(Stored records)
^^^^^^^^^^^^^^^^
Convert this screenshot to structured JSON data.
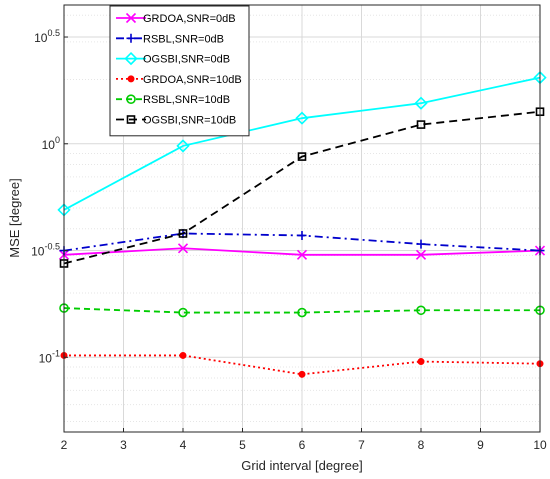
{
  "chart_data": {
    "type": "line",
    "xlabel": "Grid interval [degree]",
    "ylabel": "MSE [degree]",
    "xlim": [
      2,
      10
    ],
    "ylim_log10": [
      -1.35,
      0.65
    ],
    "y_scale": "log",
    "grid": true,
    "legend_position": "top-left",
    "x_ticks": [
      "2",
      "3",
      "4",
      "5",
      "6",
      "7",
      "8",
      "9",
      "10"
    ],
    "y_ticks": [
      {
        "base": "10",
        "exp": "0.5",
        "log10": 0.5
      },
      {
        "base": "10",
        "exp": "0",
        "log10": 0
      },
      {
        "base": "10",
        "exp": "-0.5",
        "log10": -0.5
      },
      {
        "base": "10",
        "exp": "-1",
        "log10": -1
      }
    ],
    "x": [
      2,
      4,
      6,
      8,
      10
    ],
    "series": [
      {
        "name": "GRDOA,SNR=0dB",
        "color": "#ff00ff",
        "dash": "",
        "marker": "x",
        "values": [
          0.302,
          0.324,
          0.302,
          0.302,
          0.316
        ]
      },
      {
        "name": "RSBL,SNR=0dB",
        "color": "#0000cc",
        "dash": "8,4,2,4",
        "marker": "+",
        "values": [
          0.316,
          0.38,
          0.372,
          0.339,
          0.316
        ]
      },
      {
        "name": "OGSBI,SNR=0dB",
        "color": "#00ffff",
        "dash": "",
        "marker": "diamond",
        "values": [
          0.49,
          0.977,
          1.318,
          1.549,
          2.042
        ]
      },
      {
        "name": "GRDOA,SNR=10dB",
        "color": "#ff0000",
        "dash": "2,3",
        "marker": "dot",
        "values": [
          0.102,
          0.102,
          0.0832,
          0.0955,
          0.0933
        ]
      },
      {
        "name": "RSBL,SNR=10dB",
        "color": "#00cc00",
        "dash": "6,4",
        "marker": "circle",
        "values": [
          0.17,
          0.162,
          0.162,
          0.166,
          0.166
        ]
      },
      {
        "name": "OGSBI,SNR=10dB",
        "color": "#000000",
        "dash": "8,5",
        "marker": "square",
        "values": [
          0.275,
          0.38,
          0.871,
          1.23,
          1.413
        ]
      }
    ]
  }
}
^^^^^^^^^^^^^^^^
- [Given instruction]:
Scan the entries above for the word "OGSBI" and collect each line holding it.

- [Response below]:
        "name": "OGSBI,SNR=0dB",
        "name": "OGSBI,SNR=10dB",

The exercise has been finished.